(Data excerpts)
>> Begin
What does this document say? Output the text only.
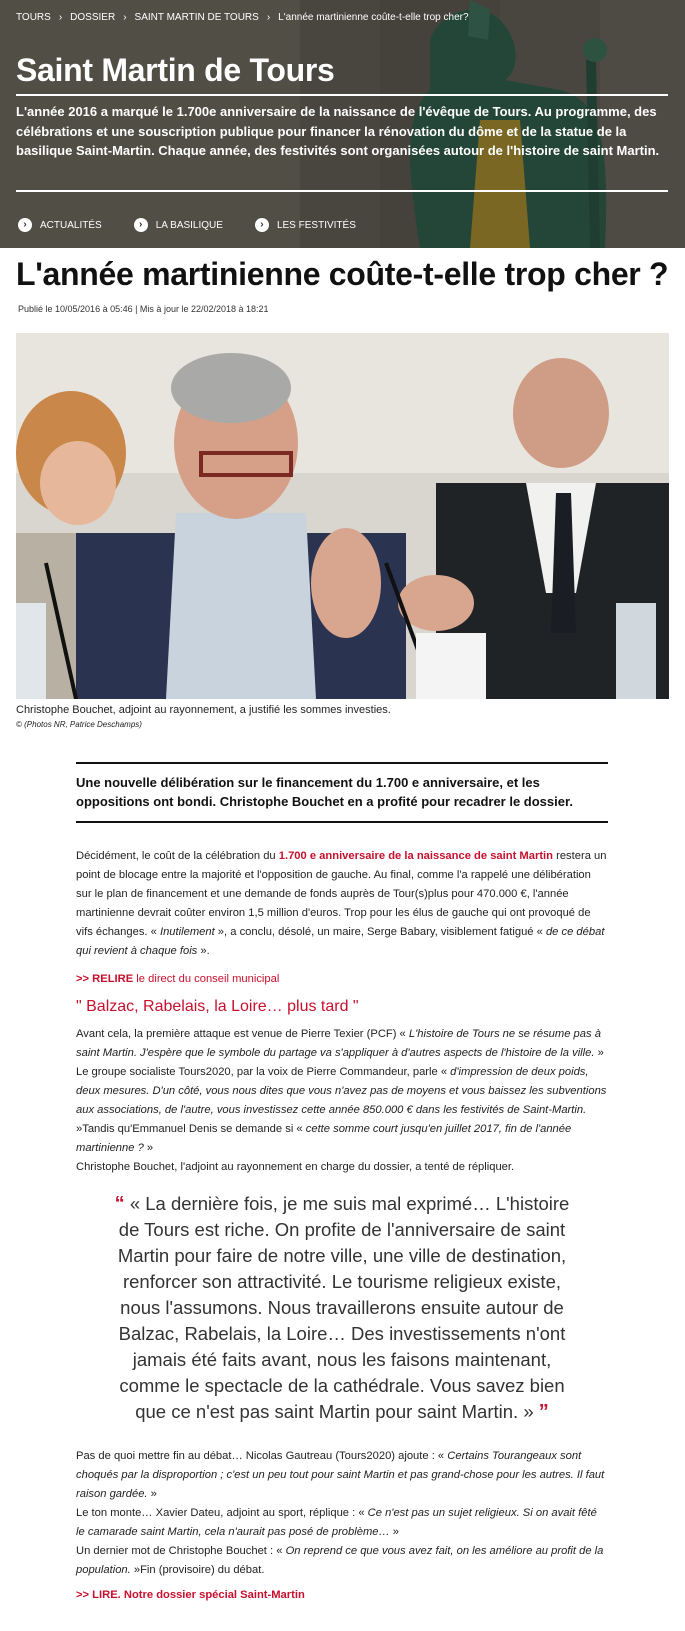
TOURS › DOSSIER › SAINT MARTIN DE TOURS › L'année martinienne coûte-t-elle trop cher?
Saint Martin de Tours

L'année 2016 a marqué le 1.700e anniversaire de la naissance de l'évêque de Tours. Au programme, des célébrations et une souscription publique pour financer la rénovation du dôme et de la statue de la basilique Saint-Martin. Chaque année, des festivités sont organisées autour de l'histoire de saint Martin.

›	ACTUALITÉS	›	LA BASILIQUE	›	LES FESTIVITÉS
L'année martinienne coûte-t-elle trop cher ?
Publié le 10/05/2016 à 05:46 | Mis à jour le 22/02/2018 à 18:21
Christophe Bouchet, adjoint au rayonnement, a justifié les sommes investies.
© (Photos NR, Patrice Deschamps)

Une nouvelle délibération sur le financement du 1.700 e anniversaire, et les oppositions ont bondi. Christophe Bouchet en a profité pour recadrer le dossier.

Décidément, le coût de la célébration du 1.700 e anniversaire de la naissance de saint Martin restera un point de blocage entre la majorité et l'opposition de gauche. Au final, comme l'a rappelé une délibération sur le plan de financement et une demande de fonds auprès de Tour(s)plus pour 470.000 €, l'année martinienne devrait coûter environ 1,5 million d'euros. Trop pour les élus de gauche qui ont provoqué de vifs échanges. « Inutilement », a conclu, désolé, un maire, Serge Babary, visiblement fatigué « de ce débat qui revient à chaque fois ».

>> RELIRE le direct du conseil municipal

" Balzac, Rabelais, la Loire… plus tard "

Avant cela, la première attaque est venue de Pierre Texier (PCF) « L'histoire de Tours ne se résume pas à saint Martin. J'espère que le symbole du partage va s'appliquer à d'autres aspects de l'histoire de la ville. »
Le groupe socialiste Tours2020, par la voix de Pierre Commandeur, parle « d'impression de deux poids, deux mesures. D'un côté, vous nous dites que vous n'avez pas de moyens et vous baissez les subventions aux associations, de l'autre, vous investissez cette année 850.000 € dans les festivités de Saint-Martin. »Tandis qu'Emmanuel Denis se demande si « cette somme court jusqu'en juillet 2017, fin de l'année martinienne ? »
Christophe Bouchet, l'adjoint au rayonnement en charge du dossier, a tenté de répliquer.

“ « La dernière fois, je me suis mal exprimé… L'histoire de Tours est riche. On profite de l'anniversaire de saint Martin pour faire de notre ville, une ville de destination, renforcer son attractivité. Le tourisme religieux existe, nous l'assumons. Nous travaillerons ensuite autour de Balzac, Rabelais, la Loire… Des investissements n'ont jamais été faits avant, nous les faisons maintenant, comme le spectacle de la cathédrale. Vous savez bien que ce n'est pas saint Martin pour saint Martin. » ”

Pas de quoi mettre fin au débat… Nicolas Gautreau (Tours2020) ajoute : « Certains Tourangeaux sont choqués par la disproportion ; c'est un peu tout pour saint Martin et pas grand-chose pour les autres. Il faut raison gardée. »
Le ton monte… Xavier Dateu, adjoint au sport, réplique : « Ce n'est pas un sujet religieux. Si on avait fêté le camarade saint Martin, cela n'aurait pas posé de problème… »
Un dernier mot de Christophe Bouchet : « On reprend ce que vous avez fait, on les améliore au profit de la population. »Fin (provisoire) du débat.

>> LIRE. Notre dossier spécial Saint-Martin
>> End
■ **THE REQUEST**: Repeat the material above verbatim, with no pictures in the output.

■ **THE ANSWER**:
What does this document say? Output the text only.
TOURS › DOSSIER › SAINT MARTIN DE TOURS › L'année martinienne coûte-t-elle trop cher?
Saint Martin de Tours

L'année 2016 a marqué le 1.700e anniversaire de la naissance de l'évêque de Tours. Au programme, des célébrations et une souscription publique pour financer la rénovation du dôme et de la statue de la basilique Saint-Martin. Chaque année, des festivités sont organisées autour de l'histoire de saint Martin.

›	ACTUALITÉS	›	LA BASILIQUE	›	LES FESTIVITÉS
L'année martinienne coûte-t-elle trop cher ?
Publié le 10/05/2016 à 05:46 | Mis à jour le 22/02/2018 à 18:21
Christophe Bouchet, adjoint au rayonnement, a justifié les sommes investies.
© (Photos NR, Patrice Deschamps)

Une nouvelle délibération sur le financement du 1.700 e anniversaire, et les oppositions ont bondi. Christophe Bouchet en a profité pour recadrer le dossier.

Décidément, le coût de la célébration du 1.700 e anniversaire de la naissance de saint Martin restera un point de blocage entre la majorité et l'opposition de gauche. Au final, comme l'a rappelé une délibération sur le plan de financement et une demande de fonds auprès de Tour(s)plus pour 470.000 €, l'année martinienne devrait coûter environ 1,5 million d'euros. Trop pour les élus de gauche qui ont provoqué de vifs échanges. « Inutilement », a conclu, désolé, un maire, Serge Babary, visiblement fatigué « de ce débat qui revient à chaque fois ».

>> RELIRE le direct du conseil municipal

" Balzac, Rabelais, la Loire… plus tard "

Avant cela, la première attaque est venue de Pierre Texier (PCF) « L'histoire de Tours ne se résume pas à saint Martin. J'espère que le symbole du partage va s'appliquer à d'autres aspects de l'histoire de la ville. »
Le groupe socialiste Tours2020, par la voix de Pierre Commandeur, parle « d'impression de deux poids, deux mesures. D'un côté, vous nous dites que vous n'avez pas de moyens et vous baissez les subventions aux associations, de l'autre, vous investissez cette année 850.000 € dans les festivités de Saint-Martin. »Tandis qu'Emmanuel Denis se demande si « cette somme court jusqu'en juillet 2017, fin de l'année martinienne ? »
Christophe Bouchet, l'adjoint au rayonnement en charge du dossier, a tenté de répliquer.

“ « La dernière fois, je me suis mal exprimé… L'histoire de Tours est riche. On profite de l'anniversaire de saint Martin pour faire de notre ville, une ville de destination, renforcer son attractivité. Le tourisme religieux existe, nous l'assumons. Nous travaillerons ensuite autour de Balzac, Rabelais, la Loire… Des investissements n'ont jamais été faits avant, nous les faisons maintenant, comme le spectacle de la cathédrale. Vous savez bien que ce n'est pas saint Martin pour saint Martin. » ”

Pas de quoi mettre fin au débat… Nicolas Gautreau (Tours2020) ajoute : « Certains Tourangeaux sont choqués par la disproportion ; c'est un peu tout pour saint Martin et pas grand-chose pour les autres. Il faut raison gardée. »
Le ton monte… Xavier Dateu, adjoint au sport, réplique : « Ce n'est pas un sujet religieux. Si on avait fêté le camarade saint Martin, cela n'aurait pas posé de problème… »
Un dernier mot de Christophe Bouchet : « On reprend ce que vous avez fait, on les améliore au profit de la population. »Fin (provisoire) du débat.

>> LIRE. Notre dossier spécial Saint-Martin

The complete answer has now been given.